Quote, verbatim, all material below, without pictures.

> **RECORDS PROVIDED**:

start

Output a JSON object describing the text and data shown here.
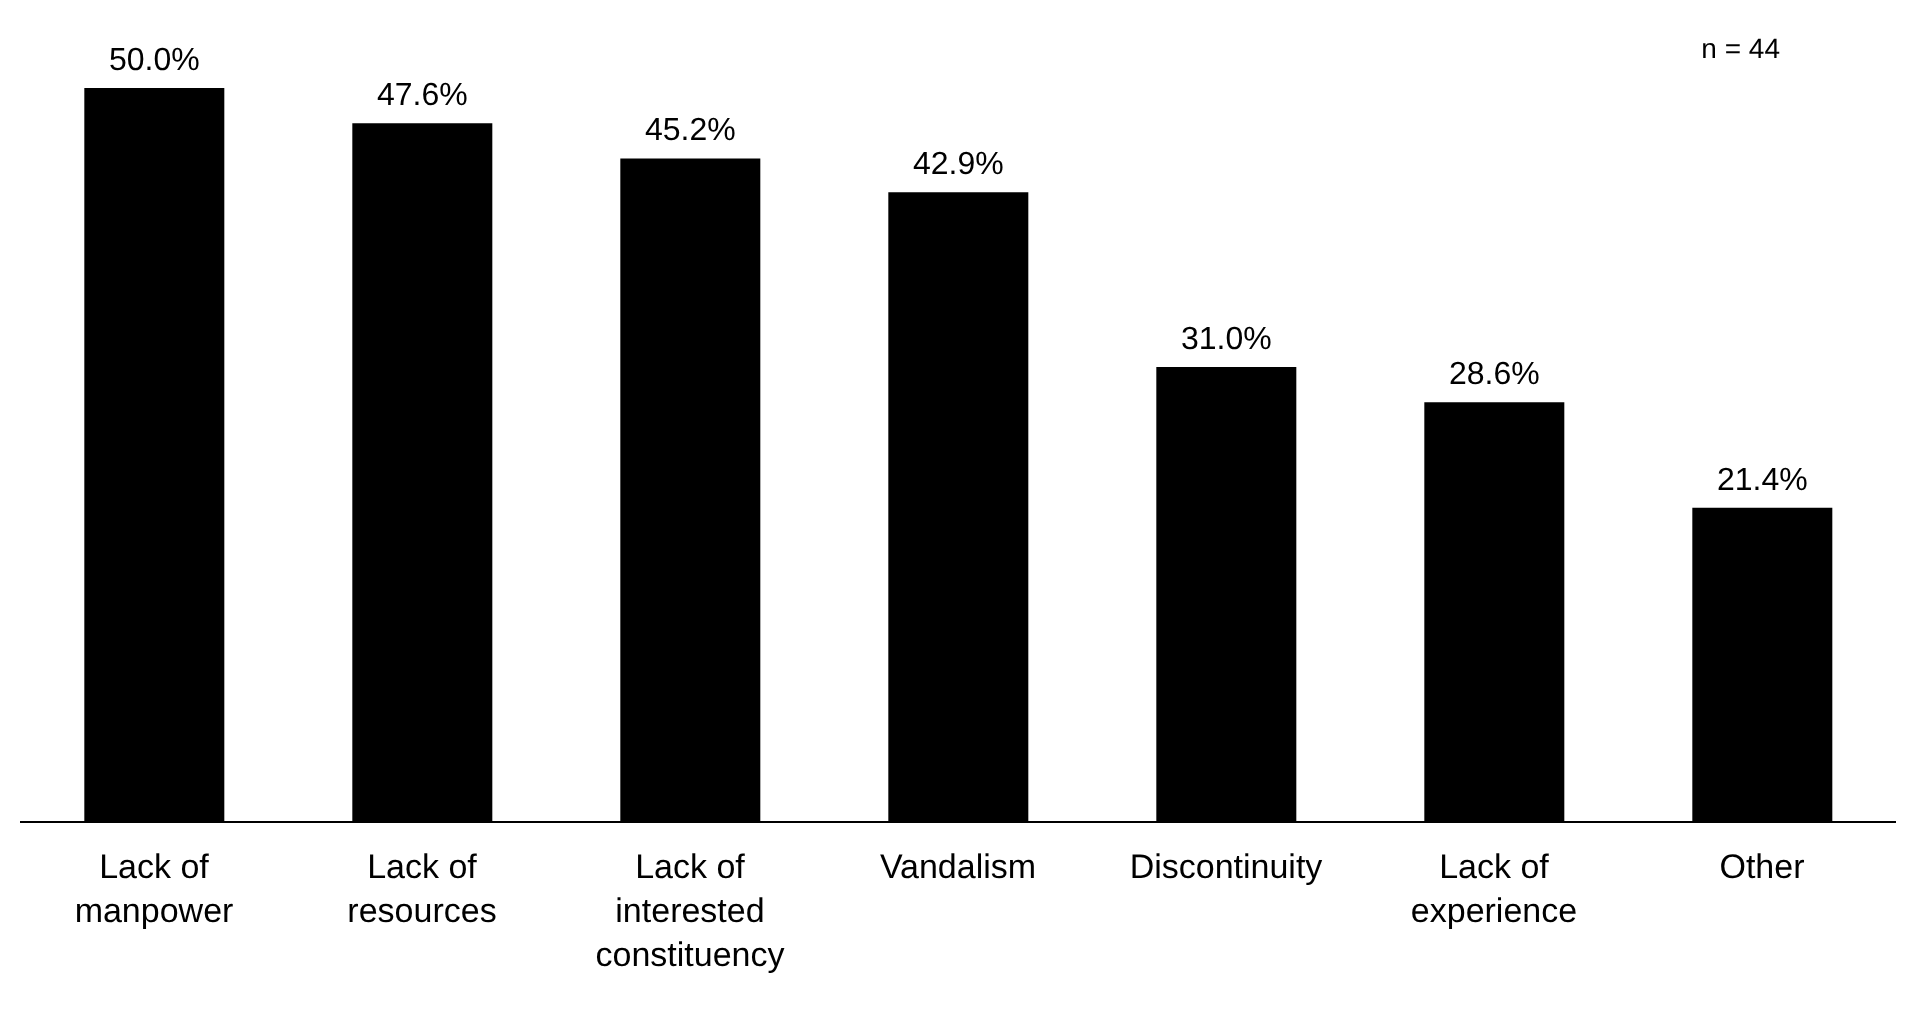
{
  "chart_data": {
    "type": "bar",
    "categories": [
      "Lack of manpower",
      "Lack of resources",
      "Lack of interested constituency",
      "Vandalism",
      "Discontinuity",
      "Lack of experience",
      "Other"
    ],
    "values": [
      50.0,
      47.6,
      45.2,
      42.9,
      31.0,
      28.6,
      21.4
    ],
    "value_labels": [
      "50.0%",
      "47.6%",
      "45.2%",
      "42.9%",
      "31.0%",
      "28.6%",
      "21.4%"
    ],
    "color": "#000000",
    "tick_labels": "x",
    "annotations": [
      "n = 44"
    ]
  }
}
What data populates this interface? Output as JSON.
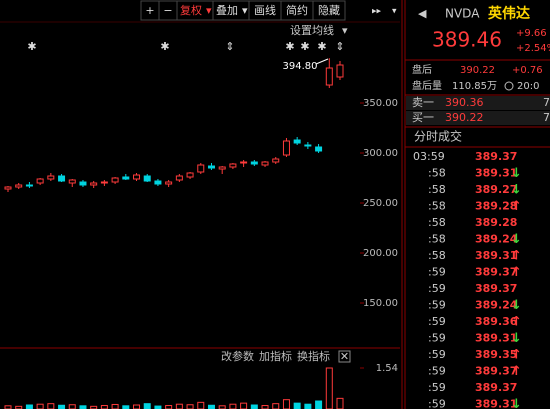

end

> **OUTPUT OF THE TASK**:
Output a JSON object describing the text and data shown here.
{
  "chart_data": {
    "type": "bar",
    "categories": [
      "Lack of manpower",
      "Lack of resources",
      "Lack of interested constituency",
      "Vandalism",
      "Discontinuity",
      "Lack of experience",
      "Other"
    ],
    "values": [
      50.0,
      47.6,
      45.2,
      42.9,
      31.0,
      28.6,
      21.4
    ],
    "value_labels": [
      "50.0%",
      "47.6%",
      "45.2%",
      "42.9%",
      "31.0%",
      "28.6%",
      "21.4%"
    ],
    "color": "#000000",
    "tick_labels": "x",
    "annotations": [
      "n = 44"
    ]
  }
}
What data populates this interface? Output as JSON.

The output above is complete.